Source records:
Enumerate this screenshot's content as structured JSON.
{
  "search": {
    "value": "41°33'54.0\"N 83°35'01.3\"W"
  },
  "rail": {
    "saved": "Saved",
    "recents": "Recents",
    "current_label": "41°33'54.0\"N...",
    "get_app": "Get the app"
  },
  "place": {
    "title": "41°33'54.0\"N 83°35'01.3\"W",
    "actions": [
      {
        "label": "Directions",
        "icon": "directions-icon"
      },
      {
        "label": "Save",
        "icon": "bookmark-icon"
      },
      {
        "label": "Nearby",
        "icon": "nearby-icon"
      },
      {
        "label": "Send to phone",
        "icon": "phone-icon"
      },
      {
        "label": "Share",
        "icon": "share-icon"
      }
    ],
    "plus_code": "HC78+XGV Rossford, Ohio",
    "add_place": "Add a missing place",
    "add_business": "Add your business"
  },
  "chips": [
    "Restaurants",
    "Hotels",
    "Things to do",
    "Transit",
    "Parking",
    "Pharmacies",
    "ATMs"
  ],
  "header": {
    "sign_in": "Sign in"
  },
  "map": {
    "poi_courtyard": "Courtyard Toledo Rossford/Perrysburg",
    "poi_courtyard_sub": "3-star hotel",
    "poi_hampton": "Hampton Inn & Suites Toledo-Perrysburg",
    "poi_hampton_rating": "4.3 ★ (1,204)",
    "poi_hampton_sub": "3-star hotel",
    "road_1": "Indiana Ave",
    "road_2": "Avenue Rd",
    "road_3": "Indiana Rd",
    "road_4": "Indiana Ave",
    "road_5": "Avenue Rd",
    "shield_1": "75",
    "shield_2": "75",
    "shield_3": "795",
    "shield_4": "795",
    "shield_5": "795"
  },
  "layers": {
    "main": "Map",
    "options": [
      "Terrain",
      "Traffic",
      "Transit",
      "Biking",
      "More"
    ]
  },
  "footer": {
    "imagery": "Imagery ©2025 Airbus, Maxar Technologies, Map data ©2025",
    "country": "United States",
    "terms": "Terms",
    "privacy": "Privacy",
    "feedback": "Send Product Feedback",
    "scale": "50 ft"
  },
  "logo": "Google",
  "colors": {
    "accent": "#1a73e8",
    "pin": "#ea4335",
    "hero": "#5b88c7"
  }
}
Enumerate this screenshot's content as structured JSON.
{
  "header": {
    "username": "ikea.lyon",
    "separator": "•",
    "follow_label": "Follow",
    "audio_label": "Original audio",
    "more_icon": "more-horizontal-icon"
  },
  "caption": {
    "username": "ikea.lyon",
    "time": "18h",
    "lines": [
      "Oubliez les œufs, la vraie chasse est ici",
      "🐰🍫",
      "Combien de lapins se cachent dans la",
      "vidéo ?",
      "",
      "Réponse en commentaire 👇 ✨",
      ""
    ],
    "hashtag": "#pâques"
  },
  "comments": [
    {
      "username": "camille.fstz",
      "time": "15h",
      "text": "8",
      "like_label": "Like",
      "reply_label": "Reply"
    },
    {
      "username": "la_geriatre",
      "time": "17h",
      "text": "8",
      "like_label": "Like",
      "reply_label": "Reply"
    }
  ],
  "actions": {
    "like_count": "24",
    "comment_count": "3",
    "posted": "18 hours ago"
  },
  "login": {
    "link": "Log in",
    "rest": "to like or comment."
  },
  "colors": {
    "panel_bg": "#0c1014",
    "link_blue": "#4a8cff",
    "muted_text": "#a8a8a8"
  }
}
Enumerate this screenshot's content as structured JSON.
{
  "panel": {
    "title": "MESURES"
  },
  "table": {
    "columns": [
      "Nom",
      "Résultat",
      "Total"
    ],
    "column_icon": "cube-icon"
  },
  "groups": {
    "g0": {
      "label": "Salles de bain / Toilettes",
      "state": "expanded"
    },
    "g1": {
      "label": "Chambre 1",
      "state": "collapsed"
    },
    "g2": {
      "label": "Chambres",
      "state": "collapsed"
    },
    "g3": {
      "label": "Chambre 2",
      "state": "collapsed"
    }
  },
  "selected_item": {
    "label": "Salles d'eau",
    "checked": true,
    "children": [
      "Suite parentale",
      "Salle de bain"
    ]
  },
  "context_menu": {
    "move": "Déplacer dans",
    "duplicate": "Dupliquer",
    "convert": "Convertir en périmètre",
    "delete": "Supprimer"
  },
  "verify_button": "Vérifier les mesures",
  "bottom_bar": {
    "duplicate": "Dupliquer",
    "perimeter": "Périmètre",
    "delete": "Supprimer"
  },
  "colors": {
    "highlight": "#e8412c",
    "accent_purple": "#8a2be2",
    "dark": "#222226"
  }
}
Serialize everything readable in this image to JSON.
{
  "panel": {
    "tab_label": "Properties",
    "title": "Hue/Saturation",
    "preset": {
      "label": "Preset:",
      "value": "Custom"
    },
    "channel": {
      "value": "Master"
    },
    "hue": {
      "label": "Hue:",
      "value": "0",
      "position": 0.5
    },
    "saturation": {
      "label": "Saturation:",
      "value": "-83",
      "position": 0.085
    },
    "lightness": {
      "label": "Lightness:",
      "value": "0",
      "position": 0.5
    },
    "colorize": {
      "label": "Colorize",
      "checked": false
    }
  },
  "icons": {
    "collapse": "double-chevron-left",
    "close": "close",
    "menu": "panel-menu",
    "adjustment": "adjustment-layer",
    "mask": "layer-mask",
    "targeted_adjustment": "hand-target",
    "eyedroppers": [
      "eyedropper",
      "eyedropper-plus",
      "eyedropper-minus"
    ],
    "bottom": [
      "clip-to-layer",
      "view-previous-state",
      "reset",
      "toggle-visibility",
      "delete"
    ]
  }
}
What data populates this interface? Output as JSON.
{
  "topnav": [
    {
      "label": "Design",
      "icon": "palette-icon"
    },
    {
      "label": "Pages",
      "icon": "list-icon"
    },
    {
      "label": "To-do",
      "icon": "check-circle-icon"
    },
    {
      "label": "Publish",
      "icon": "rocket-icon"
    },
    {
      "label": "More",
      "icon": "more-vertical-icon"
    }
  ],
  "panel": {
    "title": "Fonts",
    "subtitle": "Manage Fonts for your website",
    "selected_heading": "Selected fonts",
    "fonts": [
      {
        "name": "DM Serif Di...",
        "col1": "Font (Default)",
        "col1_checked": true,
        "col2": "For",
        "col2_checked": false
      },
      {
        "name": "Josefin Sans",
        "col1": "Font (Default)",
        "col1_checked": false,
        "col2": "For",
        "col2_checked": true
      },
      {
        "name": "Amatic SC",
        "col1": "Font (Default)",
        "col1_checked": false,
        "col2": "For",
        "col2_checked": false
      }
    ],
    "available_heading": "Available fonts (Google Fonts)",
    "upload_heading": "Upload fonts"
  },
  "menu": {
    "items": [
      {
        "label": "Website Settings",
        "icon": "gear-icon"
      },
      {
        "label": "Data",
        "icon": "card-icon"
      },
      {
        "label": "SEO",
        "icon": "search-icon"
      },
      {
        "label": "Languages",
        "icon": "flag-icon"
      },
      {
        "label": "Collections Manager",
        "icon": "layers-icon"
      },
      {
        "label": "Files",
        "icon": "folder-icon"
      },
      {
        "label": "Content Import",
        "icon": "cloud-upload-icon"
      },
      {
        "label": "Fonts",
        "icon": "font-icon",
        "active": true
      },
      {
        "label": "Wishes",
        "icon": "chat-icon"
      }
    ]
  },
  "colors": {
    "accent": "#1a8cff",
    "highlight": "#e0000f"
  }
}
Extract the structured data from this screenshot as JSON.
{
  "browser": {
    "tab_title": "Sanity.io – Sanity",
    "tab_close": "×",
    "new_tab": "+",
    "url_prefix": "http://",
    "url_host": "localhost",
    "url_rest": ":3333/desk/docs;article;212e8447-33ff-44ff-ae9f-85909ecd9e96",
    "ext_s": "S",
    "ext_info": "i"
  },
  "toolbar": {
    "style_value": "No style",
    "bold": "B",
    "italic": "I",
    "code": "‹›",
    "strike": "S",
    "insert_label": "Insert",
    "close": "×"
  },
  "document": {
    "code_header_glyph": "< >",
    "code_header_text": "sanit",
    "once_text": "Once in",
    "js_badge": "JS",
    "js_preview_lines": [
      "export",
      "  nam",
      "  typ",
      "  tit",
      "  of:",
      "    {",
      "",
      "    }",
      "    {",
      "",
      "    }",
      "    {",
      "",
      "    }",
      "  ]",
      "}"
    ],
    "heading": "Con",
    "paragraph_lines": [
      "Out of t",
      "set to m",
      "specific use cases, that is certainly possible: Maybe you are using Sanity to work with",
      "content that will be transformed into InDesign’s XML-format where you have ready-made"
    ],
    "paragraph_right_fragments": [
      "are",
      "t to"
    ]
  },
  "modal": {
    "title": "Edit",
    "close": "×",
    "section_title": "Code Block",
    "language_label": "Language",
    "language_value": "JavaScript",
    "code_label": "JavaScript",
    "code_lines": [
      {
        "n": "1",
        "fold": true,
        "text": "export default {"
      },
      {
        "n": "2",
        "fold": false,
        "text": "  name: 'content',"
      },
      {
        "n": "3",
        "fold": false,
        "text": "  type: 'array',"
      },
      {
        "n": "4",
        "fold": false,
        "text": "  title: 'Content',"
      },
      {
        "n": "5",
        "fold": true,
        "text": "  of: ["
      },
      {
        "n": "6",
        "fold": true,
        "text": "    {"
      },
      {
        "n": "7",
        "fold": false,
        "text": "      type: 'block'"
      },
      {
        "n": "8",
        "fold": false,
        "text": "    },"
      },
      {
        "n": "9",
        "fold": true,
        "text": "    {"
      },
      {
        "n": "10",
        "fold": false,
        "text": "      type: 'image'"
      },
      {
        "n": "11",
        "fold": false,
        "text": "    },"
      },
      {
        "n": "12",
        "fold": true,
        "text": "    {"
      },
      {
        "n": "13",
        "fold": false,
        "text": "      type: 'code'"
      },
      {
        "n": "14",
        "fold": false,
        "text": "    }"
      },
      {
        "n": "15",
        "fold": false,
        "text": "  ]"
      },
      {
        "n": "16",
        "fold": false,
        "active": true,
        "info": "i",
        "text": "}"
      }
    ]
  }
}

Work required:
Look through the data and gather every line with the string "type" in it.

Response to this exercise:
        "text": "  type: 'array',"
        "text": "      type: 'block'"
        "text": "      type: 'image'"
        "text": "      type: 'code'"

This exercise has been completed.